___ RECORDS SHOWN ___
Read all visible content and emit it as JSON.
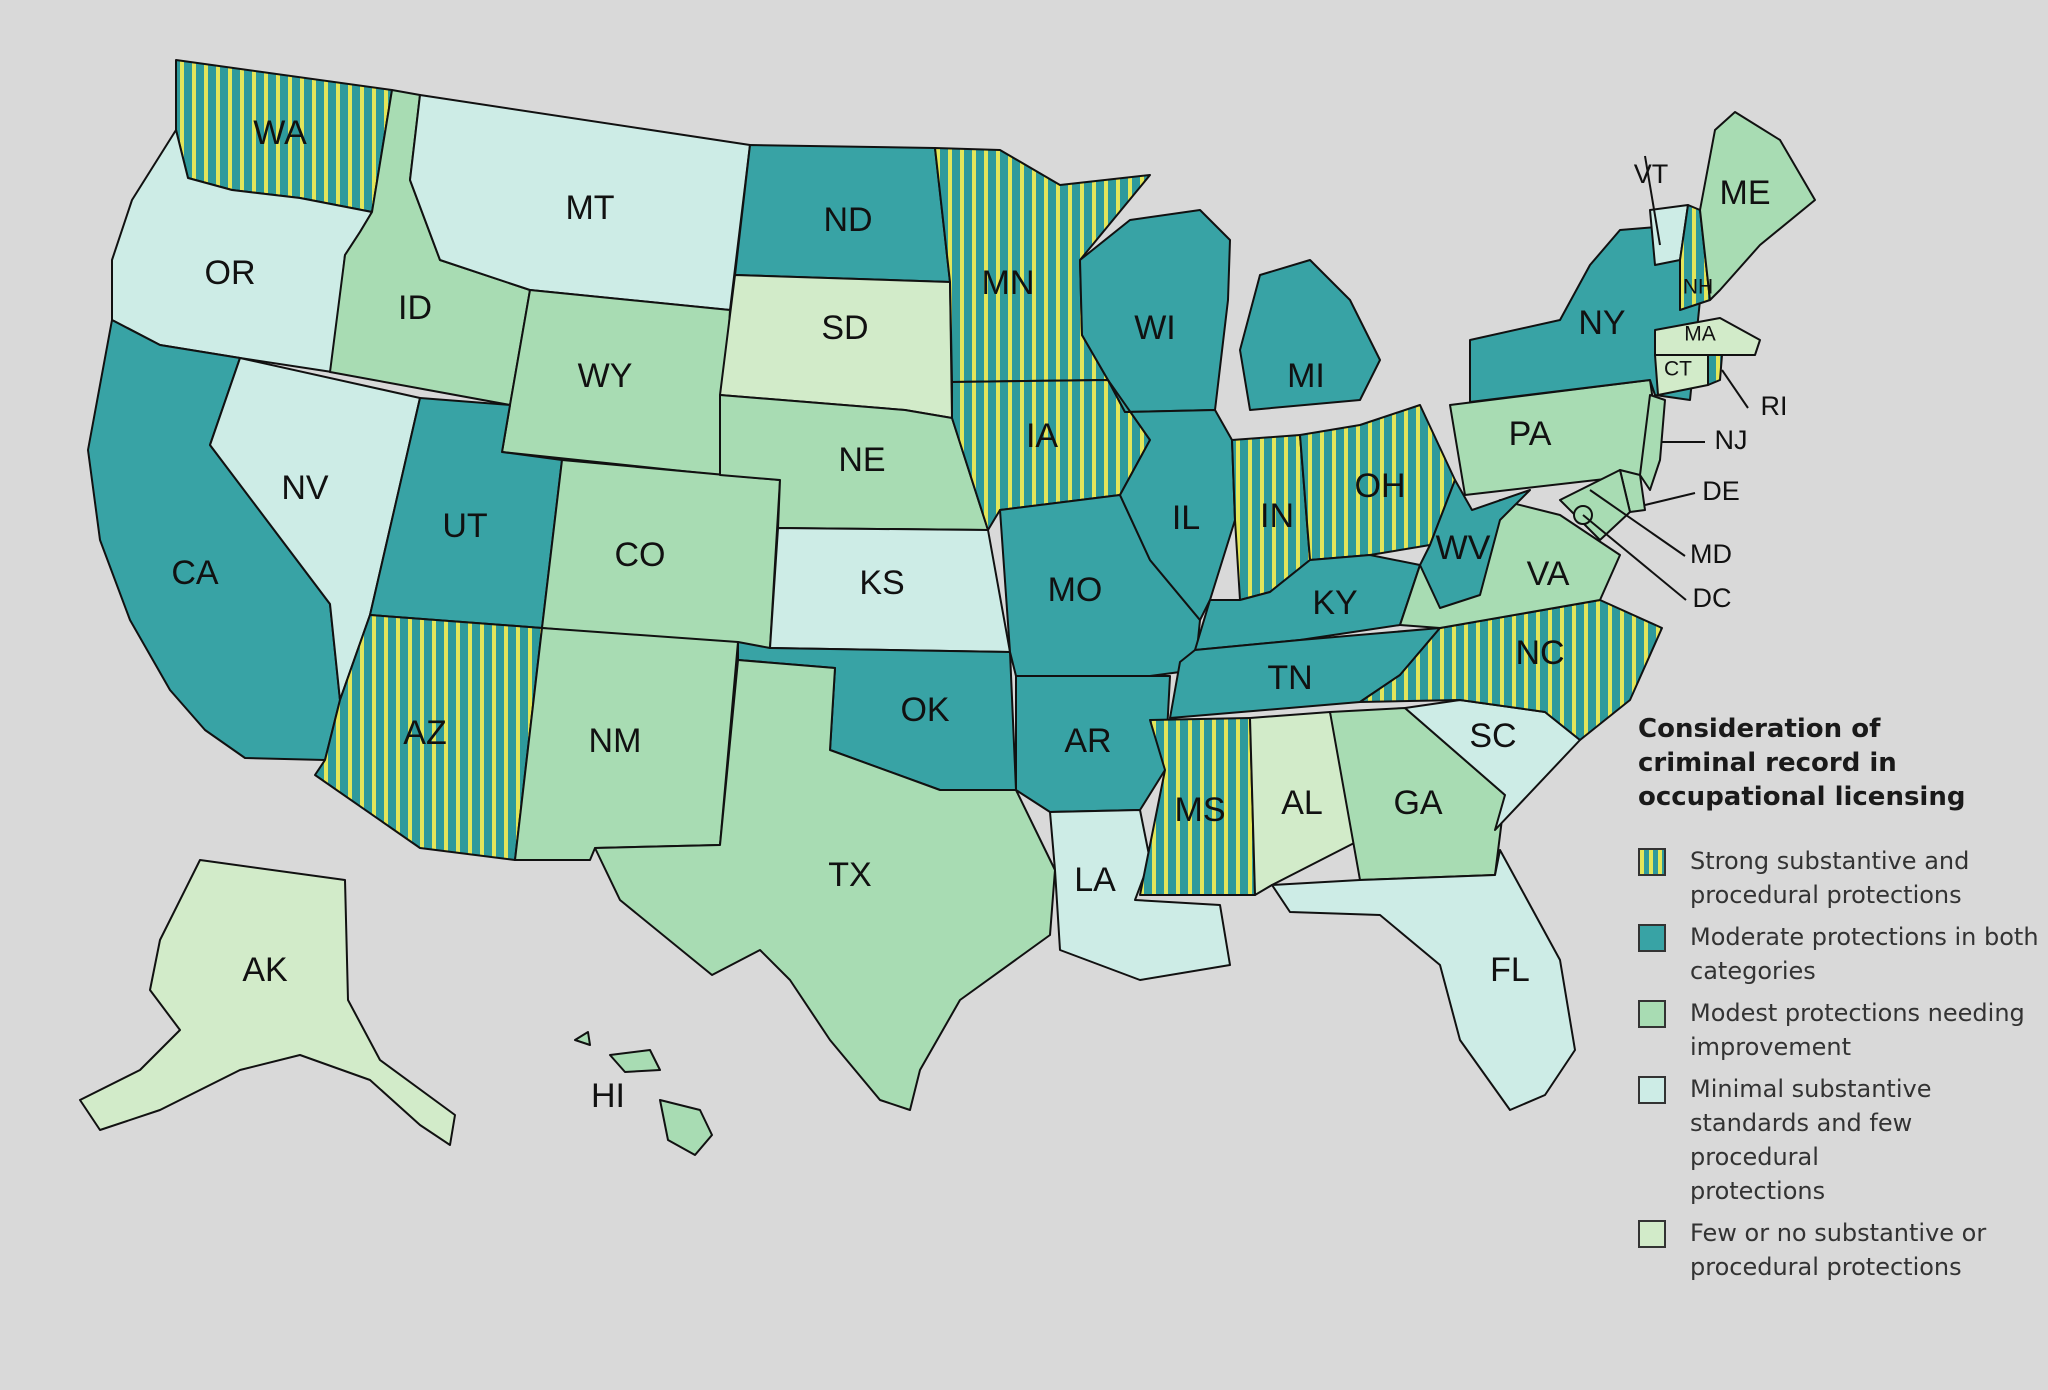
{
  "colors": {
    "strong": "#2e9a9c",
    "strong_stripe": "#e3e65a",
    "moderate": "#38a3a5",
    "modest": "#a8dcb3",
    "minimal": "#cdece6",
    "few": "#d2ebc9",
    "background": "#d9d9d9"
  },
  "legend": {
    "title": "Consideration of criminal record in occupational licensing",
    "items": [
      {
        "category": "strong",
        "label": "Strong substantive and\nprocedural protections"
      },
      {
        "category": "moderate",
        "label": "Moderate protections in both\ncategories"
      },
      {
        "category": "modest",
        "label": "Modest protections needing\nimprovement"
      },
      {
        "category": "minimal",
        "label": "Minimal substantive\nstandards and few procedural\nprotections"
      },
      {
        "category": "few",
        "label": "Few or no substantive or\nprocedural protections"
      }
    ]
  },
  "states": {
    "WA": "strong",
    "OR": "minimal",
    "CA": "moderate",
    "NV": "minimal",
    "ID": "modest",
    "MT": "minimal",
    "WY": "modest",
    "UT": "moderate",
    "AZ": "strong",
    "CO": "modest",
    "NM": "modest",
    "ND": "moderate",
    "SD": "few",
    "NE": "modest",
    "KS": "minimal",
    "OK": "moderate",
    "TX": "modest",
    "MN": "strong",
    "IA": "strong",
    "MO": "moderate",
    "AR": "moderate",
    "LA": "minimal",
    "WI": "moderate",
    "IL": "moderate",
    "MI": "moderate",
    "IN": "strong",
    "OH": "strong",
    "KY": "moderate",
    "TN": "moderate",
    "MS": "strong",
    "AL": "few",
    "GA": "modest",
    "FL": "minimal",
    "SC": "minimal",
    "NC": "strong",
    "VA": "modest",
    "WV": "moderate",
    "PA": "modest",
    "NY": "moderate",
    "VT": "minimal",
    "NH": "strong",
    "ME": "modest",
    "MA": "few",
    "CT": "few",
    "RI": "strong",
    "NJ": "modest",
    "DE": "modest",
    "MD": "modest",
    "DC": "modest",
    "AK": "few",
    "HI": "modest"
  }
}
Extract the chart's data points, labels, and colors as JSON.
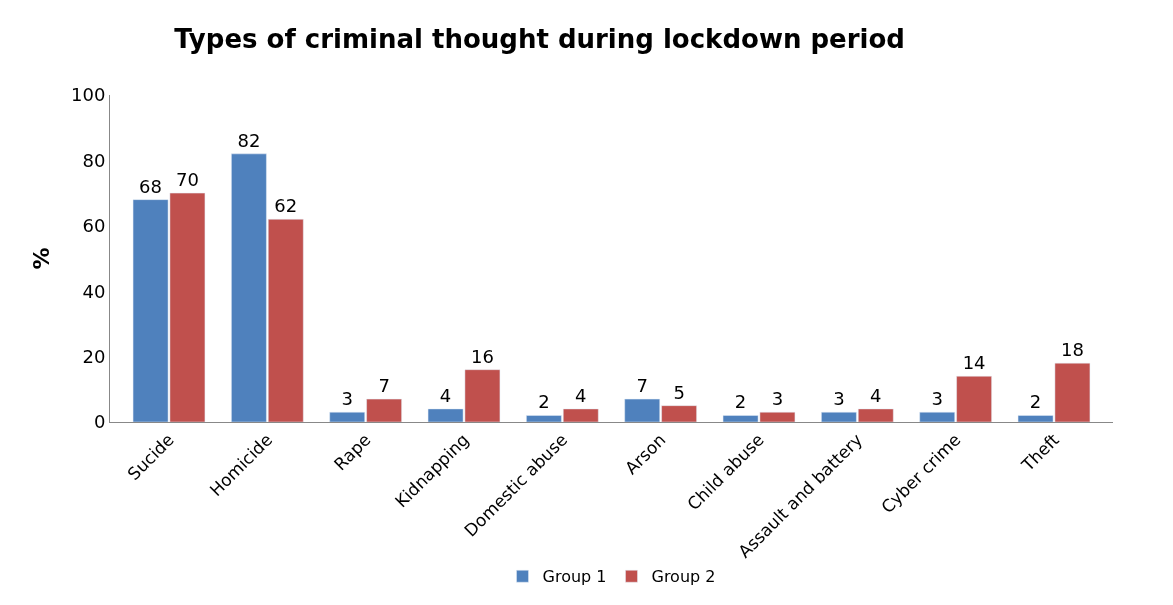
{
  "chart_data": {
    "type": "bar",
    "title": "Types of criminal thought during lockdown period",
    "ylabel": "%",
    "categories": [
      "Sucide",
      "Homicide",
      "Rape",
      "Kidnapping",
      "Domestic abuse",
      "Arson",
      "Child abuse",
      "Assault and battery",
      "Cyber crime",
      "Theft"
    ],
    "series": [
      {
        "name": "Group 1",
        "color": "#4f81bd",
        "values": [
          68,
          82,
          3,
          4,
          2,
          7,
          2,
          3,
          3,
          2
        ]
      },
      {
        "name": "Group 2",
        "color": "#c0504d",
        "values": [
          70,
          62,
          7,
          16,
          4,
          5,
          3,
          4,
          14,
          18
        ]
      }
    ],
    "ylim": [
      0,
      100
    ],
    "yticks": [
      0,
      20,
      40,
      60,
      80,
      100
    ],
    "data_labels": true,
    "legend": "bottom"
  }
}
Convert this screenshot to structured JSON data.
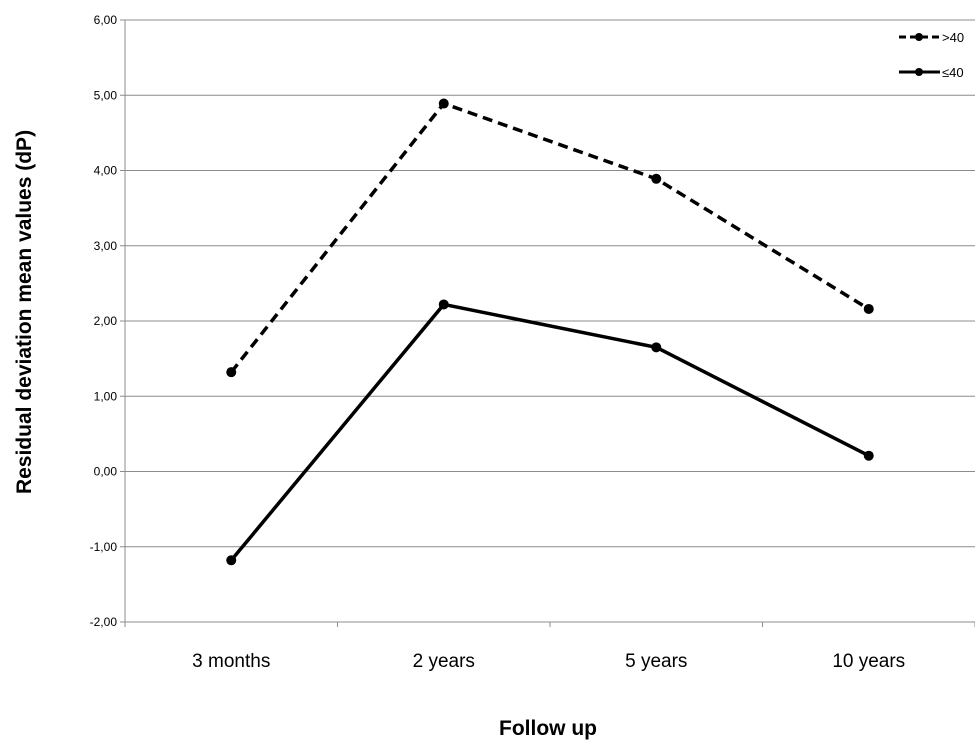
{
  "chart_data": {
    "type": "line",
    "title": "",
    "xlabel": "Follow up",
    "ylabel": "Residual deviation mean values (dP)",
    "categories": [
      "3 months",
      "2 years",
      "5 years",
      "10 years"
    ],
    "yticks": [
      "-2,00",
      "-1,00",
      "0,00",
      "1,00",
      "2,00",
      "3,00",
      "4,00",
      "5,00",
      "6,00"
    ],
    "ylim": [
      -2,
      6
    ],
    "grid": "horizontal",
    "legend_position": "top-right",
    "series": [
      {
        "name": ">40",
        "style": "dashed",
        "color": "#000000",
        "values": [
          1.32,
          4.89,
          3.89,
          2.16
        ]
      },
      {
        "name": "≤40",
        "style": "solid",
        "color": "#000000",
        "values": [
          -1.18,
          2.22,
          1.65,
          0.21
        ]
      }
    ]
  }
}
___
▸ WRITTEN INSTRUCTION
Each entry must be retyped word for word, with every image omitted.

▸ RESULT OF THIS TASK
Read all visible content and emit it as JSON.
{
  "colors": {
    "strong": "#2e9a9c",
    "strong_stripe": "#e3e65a",
    "moderate": "#38a3a5",
    "modest": "#a8dcb3",
    "minimal": "#cdece6",
    "few": "#d2ebc9",
    "background": "#d9d9d9"
  },
  "legend": {
    "title": "Consideration of criminal record in occupational licensing",
    "items": [
      {
        "category": "strong",
        "label": "Strong substantive and\nprocedural protections"
      },
      {
        "category": "moderate",
        "label": "Moderate protections in both\ncategories"
      },
      {
        "category": "modest",
        "label": "Modest protections needing\nimprovement"
      },
      {
        "category": "minimal",
        "label": "Minimal substantive\nstandards and few procedural\nprotections"
      },
      {
        "category": "few",
        "label": "Few or no substantive or\nprocedural protections"
      }
    ]
  },
  "states": {
    "WA": "strong",
    "OR": "minimal",
    "CA": "moderate",
    "NV": "minimal",
    "ID": "modest",
    "MT": "minimal",
    "WY": "modest",
    "UT": "moderate",
    "AZ": "strong",
    "CO": "modest",
    "NM": "modest",
    "ND": "moderate",
    "SD": "few",
    "NE": "modest",
    "KS": "minimal",
    "OK": "moderate",
    "TX": "modest",
    "MN": "strong",
    "IA": "strong",
    "MO": "moderate",
    "AR": "moderate",
    "LA": "minimal",
    "WI": "moderate",
    "IL": "moderate",
    "MI": "moderate",
    "IN": "strong",
    "OH": "strong",
    "KY": "moderate",
    "TN": "moderate",
    "MS": "strong",
    "AL": "few",
    "GA": "modest",
    "FL": "minimal",
    "SC": "minimal",
    "NC": "strong",
    "VA": "modest",
    "WV": "moderate",
    "PA": "modest",
    "NY": "moderate",
    "VT": "minimal",
    "NH": "strong",
    "ME": "modest",
    "MA": "few",
    "CT": "few",
    "RI": "strong",
    "NJ": "modest",
    "DE": "modest",
    "MD": "modest",
    "DC": "modest",
    "AK": "few",
    "HI": "modest"
  }
}
Extract the chart's data points, labels, and colors as JSON.
{
  "chart_data": {
    "type": "bar",
    "title": "Types of criminal thought during lockdown period",
    "ylabel": "%",
    "categories": [
      "Sucide",
      "Homicide",
      "Rape",
      "Kidnapping",
      "Domestic abuse",
      "Arson",
      "Child abuse",
      "Assault and battery",
      "Cyber crime",
      "Theft"
    ],
    "series": [
      {
        "name": "Group 1",
        "color": "#4f81bd",
        "values": [
          68,
          82,
          3,
          4,
          2,
          7,
          2,
          3,
          3,
          2
        ]
      },
      {
        "name": "Group 2",
        "color": "#c0504d",
        "values": [
          70,
          62,
          7,
          16,
          4,
          5,
          3,
          4,
          14,
          18
        ]
      }
    ],
    "ylim": [
      0,
      100
    ],
    "yticks": [
      0,
      20,
      40,
      60,
      80,
      100
    ],
    "data_labels": true,
    "legend": "bottom"
  }
}
Convert this screenshot to structured JSON data.
{
  "chart_data": {
    "type": "line",
    "title": "",
    "xlabel": "Follow up",
    "ylabel": "Residual deviation mean values (dP)",
    "categories": [
      "3 months",
      "2 years",
      "5 years",
      "10 years"
    ],
    "yticks": [
      "-2,00",
      "-1,00",
      "0,00",
      "1,00",
      "2,00",
      "3,00",
      "4,00",
      "5,00",
      "6,00"
    ],
    "ylim": [
      -2,
      6
    ],
    "grid": "horizontal",
    "legend_position": "top-right",
    "series": [
      {
        "name": ">40",
        "style": "dashed",
        "color": "#000000",
        "values": [
          1.32,
          4.89,
          3.89,
          2.16
        ]
      },
      {
        "name": "≤40",
        "style": "solid",
        "color": "#000000",
        "values": [
          -1.18,
          2.22,
          1.65,
          0.21
        ]
      }
    ]
  }
}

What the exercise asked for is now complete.